Items from a data source:
— START —

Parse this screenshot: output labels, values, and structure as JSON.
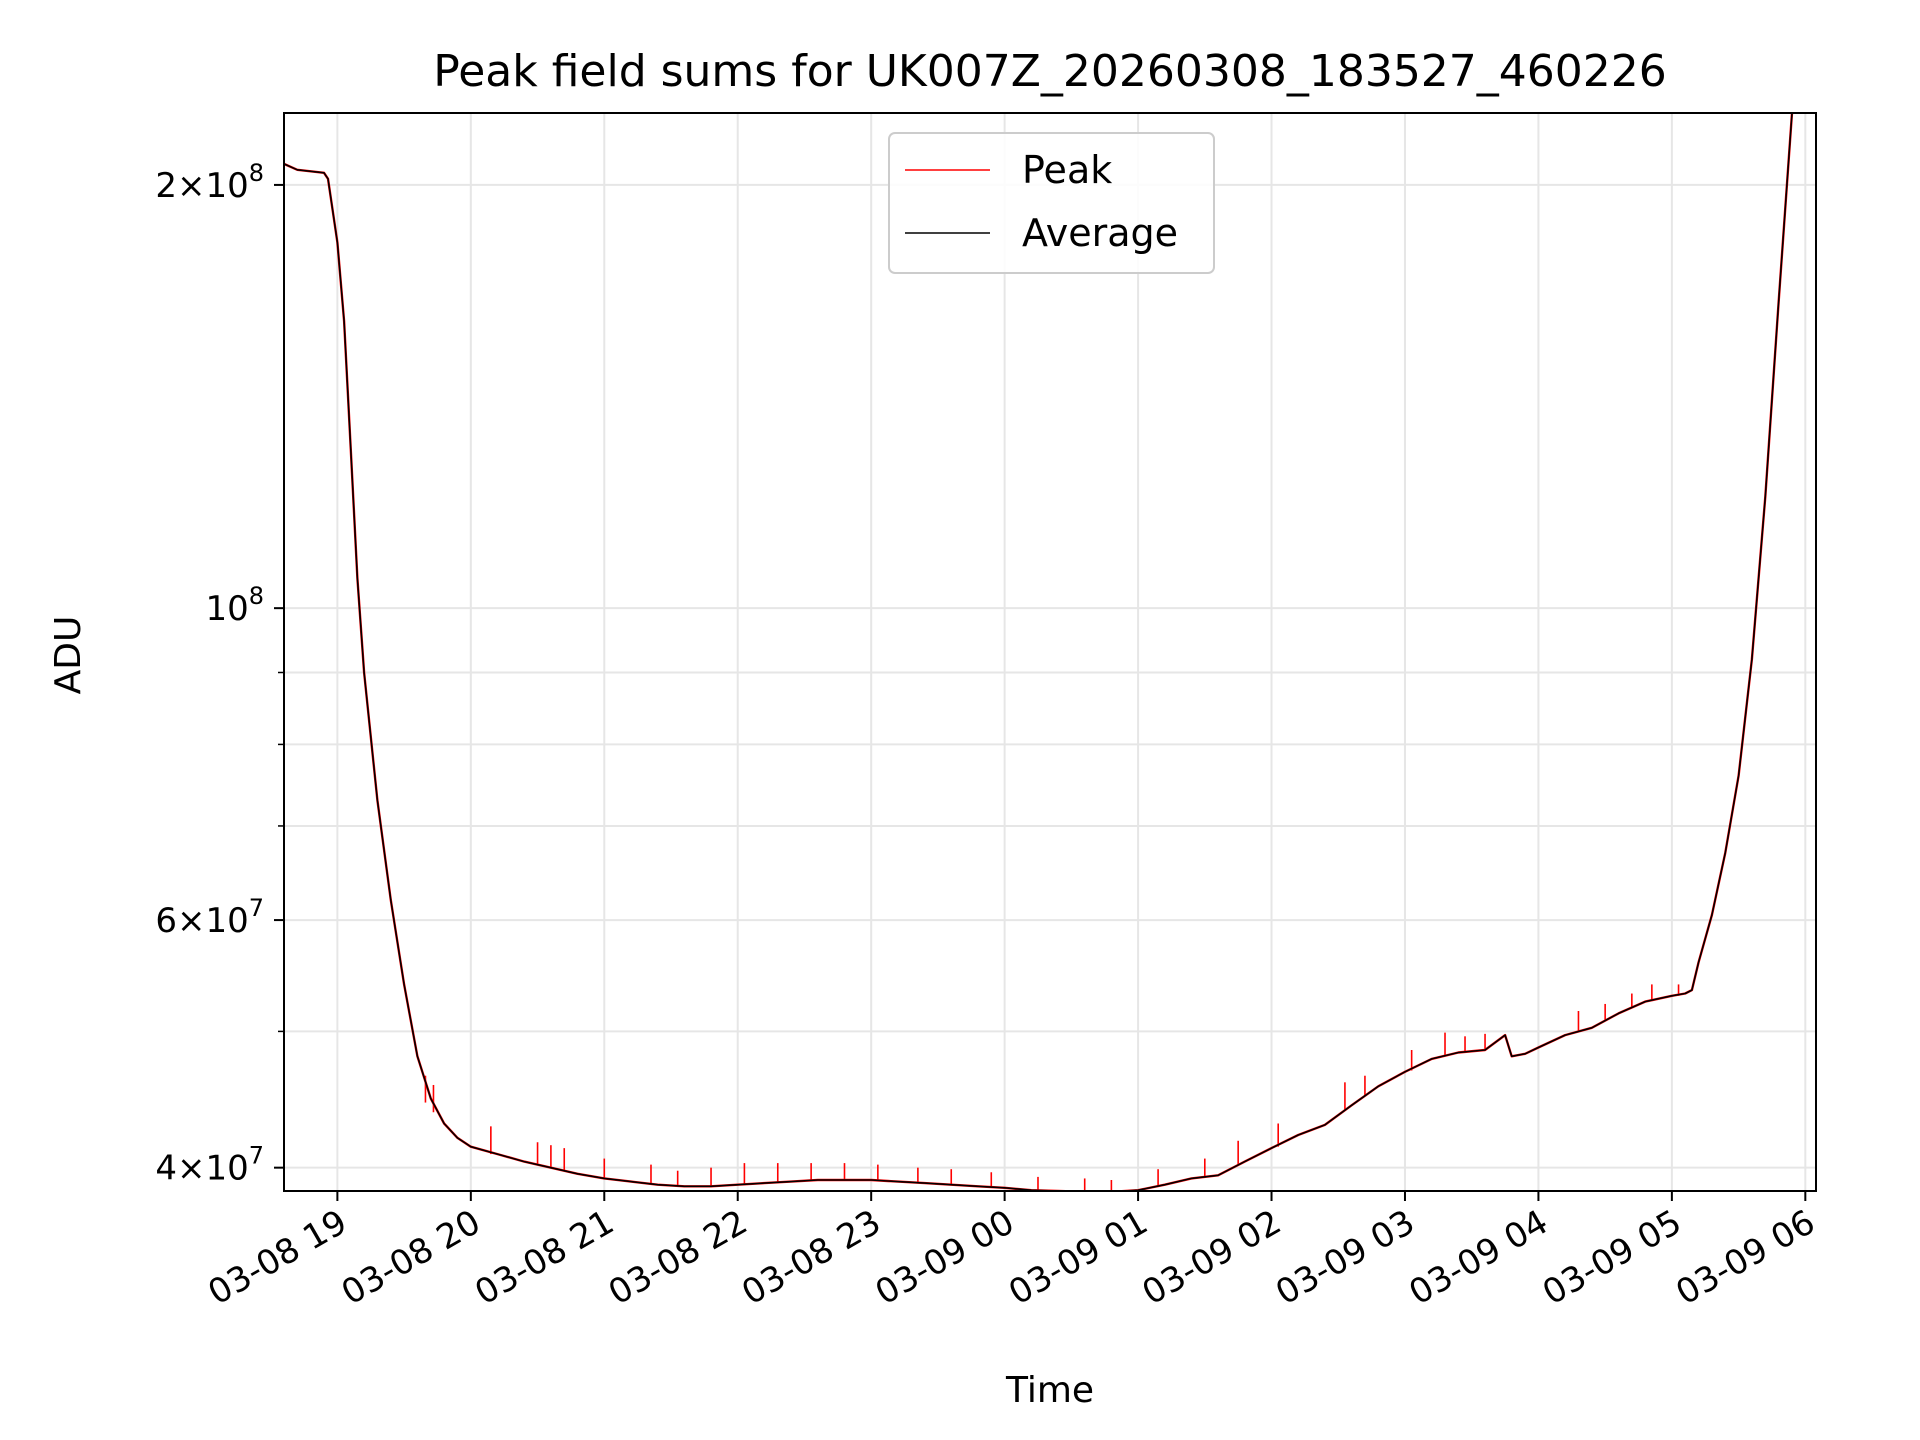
{
  "chart_data": {
    "type": "line",
    "title": "Peak field sums for UK007Z_20260308_183527_460226",
    "xlabel": "Time",
    "ylabel": "ADU",
    "yscale": "log",
    "ylim": [
      38500000,
      225000000
    ],
    "xlim_hours": [
      18.6,
      30.08
    ],
    "grid": true,
    "legend_position": "upper-center",
    "x_ticks": [
      {
        "hour": 19,
        "label": "03-08 19"
      },
      {
        "hour": 20,
        "label": "03-08 20"
      },
      {
        "hour": 21,
        "label": "03-08 21"
      },
      {
        "hour": 22,
        "label": "03-08 22"
      },
      {
        "hour": 23,
        "label": "03-08 23"
      },
      {
        "hour": 24,
        "label": "03-09 00"
      },
      {
        "hour": 25,
        "label": "03-09 01"
      },
      {
        "hour": 26,
        "label": "03-09 02"
      },
      {
        "hour": 27,
        "label": "03-09 03"
      },
      {
        "hour": 28,
        "label": "03-09 04"
      },
      {
        "hour": 29,
        "label": "03-09 05"
      },
      {
        "hour": 30,
        "label": "03-09 06"
      }
    ],
    "y_ticks_major": [
      {
        "value": 40000000,
        "mant": "4",
        "exp": "7"
      },
      {
        "value": 60000000,
        "mant": "6",
        "exp": "7"
      },
      {
        "value": 100000000,
        "mant": "",
        "exp": "8"
      },
      {
        "value": 200000000,
        "mant": "2",
        "exp": "8"
      }
    ],
    "y_ticks_minor": [
      50000000,
      70000000,
      80000000,
      90000000
    ],
    "series": [
      {
        "name": "Peak",
        "color": "#ff0000",
        "points": [
          [
            18.6,
            207000000
          ],
          [
            18.7,
            205000000
          ],
          [
            18.8,
            204500000
          ],
          [
            18.9,
            204000000
          ],
          [
            18.93,
            202000000
          ],
          [
            19.0,
            182000000
          ],
          [
            19.05,
            160000000
          ],
          [
            19.1,
            130000000
          ],
          [
            19.15,
            105000000
          ],
          [
            19.2,
            90000000
          ],
          [
            19.3,
            73000000
          ],
          [
            19.4,
            62000000
          ],
          [
            19.5,
            54000000
          ],
          [
            19.6,
            48000000
          ],
          [
            19.7,
            44800000
          ],
          [
            19.8,
            43000000
          ],
          [
            19.9,
            42000000
          ],
          [
            20.0,
            41400000
          ],
          [
            20.2,
            40900000
          ],
          [
            20.4,
            40400000
          ],
          [
            20.6,
            40000000
          ],
          [
            20.8,
            39600000
          ],
          [
            21.0,
            39300000
          ],
          [
            21.2,
            39100000
          ],
          [
            21.4,
            38900000
          ],
          [
            21.6,
            38800000
          ],
          [
            21.8,
            38800000
          ],
          [
            22.0,
            38900000
          ],
          [
            22.2,
            39000000
          ],
          [
            22.4,
            39100000
          ],
          [
            22.6,
            39200000
          ],
          [
            22.8,
            39200000
          ],
          [
            23.0,
            39200000
          ],
          [
            23.2,
            39100000
          ],
          [
            23.4,
            39000000
          ],
          [
            23.6,
            38900000
          ],
          [
            23.8,
            38800000
          ],
          [
            24.0,
            38700000
          ],
          [
            24.2,
            38550000
          ],
          [
            24.4,
            38500000
          ],
          [
            24.6,
            38450000
          ],
          [
            24.8,
            38450000
          ],
          [
            25.0,
            38550000
          ],
          [
            25.2,
            38900000
          ],
          [
            25.4,
            39300000
          ],
          [
            25.6,
            39500000
          ],
          [
            25.8,
            40400000
          ],
          [
            26.0,
            41300000
          ],
          [
            26.2,
            42200000
          ],
          [
            26.4,
            42900000
          ],
          [
            26.6,
            44300000
          ],
          [
            26.8,
            45700000
          ],
          [
            27.0,
            46800000
          ],
          [
            27.2,
            47800000
          ],
          [
            27.4,
            48300000
          ],
          [
            27.6,
            48500000
          ],
          [
            27.75,
            49700000
          ],
          [
            27.8,
            48000000
          ],
          [
            27.9,
            48200000
          ],
          [
            28.0,
            48700000
          ],
          [
            28.2,
            49700000
          ],
          [
            28.4,
            50300000
          ],
          [
            28.6,
            51500000
          ],
          [
            28.8,
            52500000
          ],
          [
            29.0,
            53000000
          ],
          [
            29.1,
            53200000
          ],
          [
            29.15,
            53500000
          ],
          [
            29.2,
            56000000
          ],
          [
            29.3,
            60500000
          ],
          [
            29.4,
            67000000
          ],
          [
            29.5,
            76000000
          ],
          [
            29.6,
            92000000
          ],
          [
            29.7,
            120000000
          ],
          [
            29.8,
            165000000
          ],
          [
            29.9,
            225000000
          ]
        ],
        "spikes": [
          [
            19.66,
            44500000,
            46500000
          ],
          [
            19.72,
            43800000,
            45800000
          ],
          [
            20.15,
            40900000,
            42800000
          ],
          [
            20.5,
            40200000,
            41700000
          ],
          [
            20.6,
            40000000,
            41500000
          ],
          [
            20.7,
            39800000,
            41300000
          ],
          [
            21.0,
            39300000,
            40600000
          ],
          [
            21.35,
            38950000,
            40200000
          ],
          [
            21.55,
            38800000,
            39800000
          ],
          [
            21.8,
            38800000,
            40000000
          ],
          [
            22.05,
            38900000,
            40300000
          ],
          [
            22.3,
            39050000,
            40300000
          ],
          [
            22.55,
            39150000,
            40300000
          ],
          [
            22.8,
            39200000,
            40300000
          ],
          [
            23.05,
            39200000,
            40200000
          ],
          [
            23.35,
            39050000,
            40000000
          ],
          [
            23.6,
            38900000,
            39900000
          ],
          [
            23.9,
            38750000,
            39700000
          ],
          [
            24.25,
            38550000,
            39400000
          ],
          [
            24.6,
            38450000,
            39300000
          ],
          [
            24.8,
            38450000,
            39200000
          ],
          [
            25.15,
            38800000,
            39900000
          ],
          [
            25.5,
            39400000,
            40600000
          ],
          [
            25.75,
            40200000,
            41800000
          ],
          [
            26.05,
            41400000,
            43000000
          ],
          [
            26.55,
            44000000,
            46000000
          ],
          [
            26.7,
            45000000,
            46500000
          ],
          [
            27.05,
            46900000,
            48500000
          ],
          [
            27.3,
            48100000,
            49900000
          ],
          [
            27.45,
            48300000,
            49600000
          ],
          [
            27.6,
            48500000,
            49800000
          ],
          [
            28.3,
            50000000,
            51700000
          ],
          [
            28.5,
            50900000,
            52300000
          ],
          [
            28.7,
            52000000,
            53200000
          ],
          [
            28.85,
            52600000,
            54000000
          ],
          [
            29.05,
            53000000,
            54000000
          ]
        ]
      },
      {
        "name": "Average",
        "color": "#000000",
        "points": [
          [
            18.6,
            207000000
          ],
          [
            18.7,
            205000000
          ],
          [
            18.8,
            204500000
          ],
          [
            18.9,
            204000000
          ],
          [
            18.93,
            202000000
          ],
          [
            19.0,
            182000000
          ],
          [
            19.05,
            160000000
          ],
          [
            19.1,
            130000000
          ],
          [
            19.15,
            105000000
          ],
          [
            19.2,
            90000000
          ],
          [
            19.3,
            73000000
          ],
          [
            19.4,
            62000000
          ],
          [
            19.5,
            54000000
          ],
          [
            19.6,
            48000000
          ],
          [
            19.7,
            44800000
          ],
          [
            19.8,
            43000000
          ],
          [
            19.9,
            42000000
          ],
          [
            20.0,
            41400000
          ],
          [
            20.2,
            40900000
          ],
          [
            20.4,
            40400000
          ],
          [
            20.6,
            40000000
          ],
          [
            20.8,
            39600000
          ],
          [
            21.0,
            39300000
          ],
          [
            21.2,
            39100000
          ],
          [
            21.4,
            38900000
          ],
          [
            21.6,
            38800000
          ],
          [
            21.8,
            38800000
          ],
          [
            22.0,
            38900000
          ],
          [
            22.2,
            39000000
          ],
          [
            22.4,
            39100000
          ],
          [
            22.6,
            39200000
          ],
          [
            22.8,
            39200000
          ],
          [
            23.0,
            39200000
          ],
          [
            23.2,
            39100000
          ],
          [
            23.4,
            39000000
          ],
          [
            23.6,
            38900000
          ],
          [
            23.8,
            38800000
          ],
          [
            24.0,
            38700000
          ],
          [
            24.2,
            38550000
          ],
          [
            24.4,
            38500000
          ],
          [
            24.6,
            38450000
          ],
          [
            24.8,
            38450000
          ],
          [
            25.0,
            38550000
          ],
          [
            25.2,
            38900000
          ],
          [
            25.4,
            39300000
          ],
          [
            25.6,
            39500000
          ],
          [
            25.8,
            40400000
          ],
          [
            26.0,
            41300000
          ],
          [
            26.2,
            42200000
          ],
          [
            26.4,
            42900000
          ],
          [
            26.6,
            44300000
          ],
          [
            26.8,
            45700000
          ],
          [
            27.0,
            46800000
          ],
          [
            27.2,
            47800000
          ],
          [
            27.4,
            48300000
          ],
          [
            27.6,
            48500000
          ],
          [
            27.75,
            49700000
          ],
          [
            27.8,
            48000000
          ],
          [
            27.9,
            48200000
          ],
          [
            28.0,
            48700000
          ],
          [
            28.2,
            49700000
          ],
          [
            28.4,
            50300000
          ],
          [
            28.6,
            51500000
          ],
          [
            28.8,
            52500000
          ],
          [
            29.0,
            53000000
          ],
          [
            29.1,
            53200000
          ],
          [
            29.15,
            53500000
          ],
          [
            29.2,
            56000000
          ],
          [
            29.3,
            60500000
          ],
          [
            29.4,
            67000000
          ],
          [
            29.5,
            76000000
          ],
          [
            29.6,
            92000000
          ],
          [
            29.7,
            120000000
          ],
          [
            29.8,
            165000000
          ],
          [
            29.9,
            225000000
          ]
        ]
      }
    ]
  }
}
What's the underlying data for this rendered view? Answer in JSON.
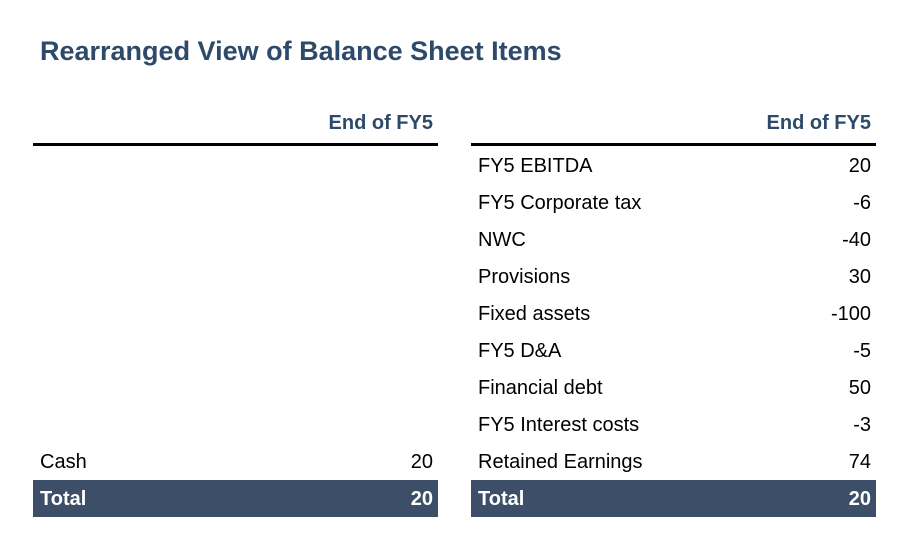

— END —

Go through the entries above and pull out each line with "JSON" in it.

_Full solution_.
Parse this screenshot: output labels, values, and structure as JSON.
What's the underlying data for this rendered view? Answer in JSON.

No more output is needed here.